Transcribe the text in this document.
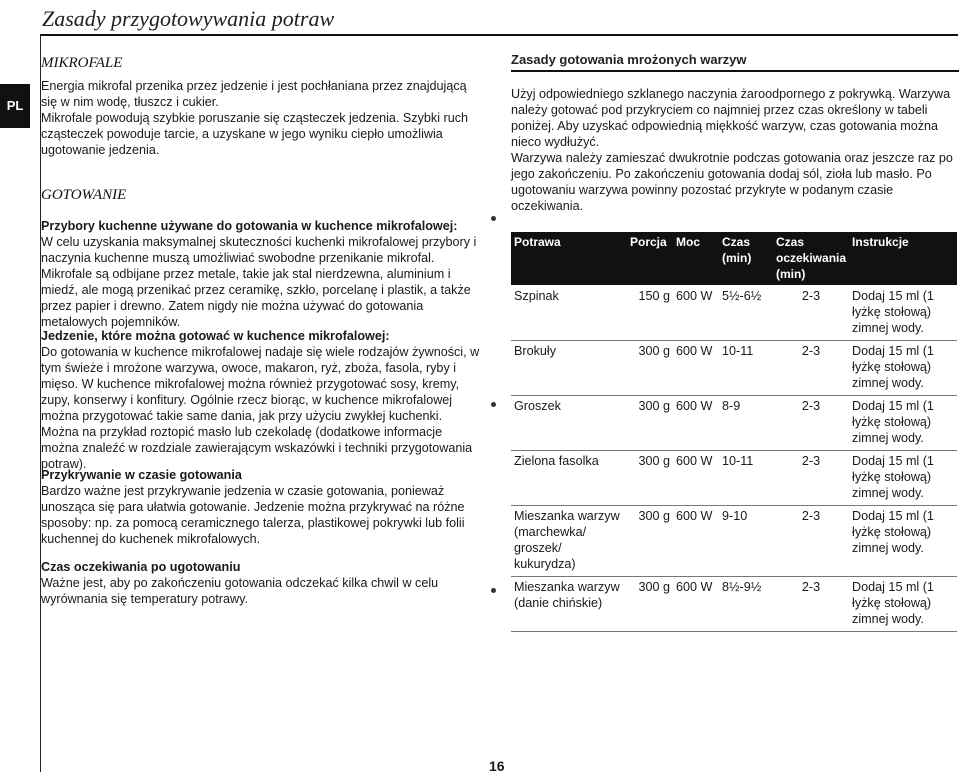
Zasady przygotowywania potraw
PL
MIKROFALE

Energia mikrofal przenika przez jedzenie i jest pochłaniana przez znajdującą się w nim wodę, tłuszcz i cukier.

Mikrofale powodują szybkie poruszanie się cząsteczek jedzenia. Szybki ruch cząsteczek powoduje tarcie, a uzyskane w jego wyniku ciepło umożliwia ugotowanie jedzenia.

GOTOWANIE

Przybory kuchenne używane do gotowania w kuchence mikrofalowej:

W celu uzyskania maksymalnej skuteczności kuchenki mikrofalowej przybory i naczynia kuchenne muszą umożliwiać swobodne przenikanie mikrofal. Mikrofale są odbijane przez metale, takie jak stal nierdzewna, aluminium i miedź, ale mogą przenikać przez ceramikę, szkło, porcelanę i plastik, a także przez papier i drewno. Zatem nigdy nie można używać do gotowania metalowych pojemników.

Jedzenie, które można gotować w kuchence mikrofalowej:

Do gotowania w kuchence mikrofalowej nadaje się wiele rodzajów żywności, w tym świeże i mrożone warzywa, owoce, makaron, ryż, zboża, fasola, ryby i mięso. W kuchence mikrofalowej można również przygotować sosy, kremy, zupy, konserwy i konfitury. Ogólnie rzecz biorąc, w kuchence mikrofalowej można przygotować takie same dania, jak przy użyciu zwykłej kuchenki. Można na przykład roztopić masło lub czekoladę (dodatkowe informacje można znaleźć w rozdziale zawierającym wskazówki i techniki przygotowania potraw).

Przykrywanie w czasie gotowania

Bardzo ważne jest przykrywanie jedzenia w czasie gotowania, ponieważ unosząca się para ułatwia gotowanie. Jedzenie można przykrywać na różne sposoby: np. za pomocą ceramicznego talerza, plastikowej pokrywki lub folii kuchennej do kuchenek mikrofalowych.

Czas oczekiwania po ugotowaniu

Ważne jest, aby po zakończeniu gotowania odczekać kilka chwil w celu wyrównania się temperatury potrawy.

Zasady gotowania mrożonych warzyw

Użyj odpowiedniego szklanego naczynia żaroodpornego z pokrywką. Warzywa należy gotować pod przykryciem co najmniej przez czas określony w tabeli poniżej. Aby uzyskać odpowiednią miękkość warzyw, czas gotowania można nieco wydłużyć.

Warzywa należy zamieszać dwukrotnie podczas gotowania oraz jeszcze raz po jego zakończeniu. Po zakończeniu gotowania dodaj sól, zioła lub masło. Po ugotowaniu warzywa powinny pozostać przykryte w podanym czasie oczekiwania.

Potrawa	Porcja	Moc	Czas (min)	Czas oczekiwania (min)	Instrukcje
Szpinak	150 g	600 W	5½-6½	2-3	Dodaj 15 ml (1 łyżkę stołową) zimnej wody.
Brokuły	300 g	600 W	10-11	2-3	Dodaj 15 ml (1 łyżkę stołową) zimnej wody.
Groszek	300 g	600 W	8-9	2-3	Dodaj 15 ml (1 łyżkę stołową) zimnej wody.
Zielona fasolka	300 g	600 W	10-11	2-3	Dodaj 15 ml (1 łyżkę stołową) zimnej wody.
Mieszanka warzyw (marchewka/ groszek/ kukurydza)	300 g	600 W	9-10	2-3	Dodaj 15 ml (1 łyżkę stołową) zimnej wody.
Mieszanka warzyw (danie chińskie)	300 g	600 W	8½-9½	2-3	Dodaj 15 ml (1 łyżkę stołową) zimnej wody.
16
*-*-*
> Problem description
Print the records word for word and exclude any picture they hold.

> Solution below
Transcribe the text in this document.
Zasady przygotowywania potraw
PL
MIKROFALE

Energia mikrofal przenika przez jedzenie i jest pochłaniana przez znajdującą się w nim wodę, tłuszcz i cukier.

Mikrofale powodują szybkie poruszanie się cząsteczek jedzenia. Szybki ruch cząsteczek powoduje tarcie, a uzyskane w jego wyniku ciepło umożliwia ugotowanie jedzenia.

GOTOWANIE

Przybory kuchenne używane do gotowania w kuchence mikrofalowej:

W celu uzyskania maksymalnej skuteczności kuchenki mikrofalowej przybory i naczynia kuchenne muszą umożliwiać swobodne przenikanie mikrofal. Mikrofale są odbijane przez metale, takie jak stal nierdzewna, aluminium i miedź, ale mogą przenikać przez ceramikę, szkło, porcelanę i plastik, a także przez papier i drewno. Zatem nigdy nie można używać do gotowania metalowych pojemników.

Jedzenie, które można gotować w kuchence mikrofalowej:

Do gotowania w kuchence mikrofalowej nadaje się wiele rodzajów żywności, w tym świeże i mrożone warzywa, owoce, makaron, ryż, zboża, fasola, ryby i mięso. W kuchence mikrofalowej można również przygotować sosy, kremy, zupy, konserwy i konfitury. Ogólnie rzecz biorąc, w kuchence mikrofalowej można przygotować takie same dania, jak przy użyciu zwykłej kuchenki. Można na przykład roztopić masło lub czekoladę (dodatkowe informacje można znaleźć w rozdziale zawierającym wskazówki i techniki przygotowania potraw).

Przykrywanie w czasie gotowania

Bardzo ważne jest przykrywanie jedzenia w czasie gotowania, ponieważ unosząca się para ułatwia gotowanie. Jedzenie można przykrywać na różne sposoby: np. za pomocą ceramicznego talerza, plastikowej pokrywki lub folii kuchennej do kuchenek mikrofalowych.

Czas oczekiwania po ugotowaniu

Ważne jest, aby po zakończeniu gotowania odczekać kilka chwil w celu wyrównania się temperatury potrawy.

Zasady gotowania mrożonych warzyw

Użyj odpowiedniego szklanego naczynia żaroodpornego z pokrywką. Warzywa należy gotować pod przykryciem co najmniej przez czas określony w tabeli poniżej. Aby uzyskać odpowiednią miękkość warzyw, czas gotowania można nieco wydłużyć.

Warzywa należy zamieszać dwukrotnie podczas gotowania oraz jeszcze raz po jego zakończeniu. Po zakończeniu gotowania dodaj sól, zioła lub masło. Po ugotowaniu warzywa powinny pozostać przykryte w podanym czasie oczekiwania.

Potrawa	Porcja	Moc	Czas (min)	Czas oczekiwania (min)	Instrukcje
Szpinak	150 g	600 W	5½-6½	2-3	Dodaj 15 ml (1 łyżkę stołową) zimnej wody.
Brokuły	300 g	600 W	10-11	2-3	Dodaj 15 ml (1 łyżkę stołową) zimnej wody.
Groszek	300 g	600 W	8-9	2-3	Dodaj 15 ml (1 łyżkę stołową) zimnej wody.
Zielona fasolka	300 g	600 W	10-11	2-3	Dodaj 15 ml (1 łyżkę stołową) zimnej wody.
Mieszanka warzyw (marchewka/ groszek/ kukurydza)	300 g	600 W	9-10	2-3	Dodaj 15 ml (1 łyżkę stołową) zimnej wody.
Mieszanka warzyw (danie chińskie)	300 g	600 W	8½-9½	2-3	Dodaj 15 ml (1 łyżkę stołową) zimnej wody.
16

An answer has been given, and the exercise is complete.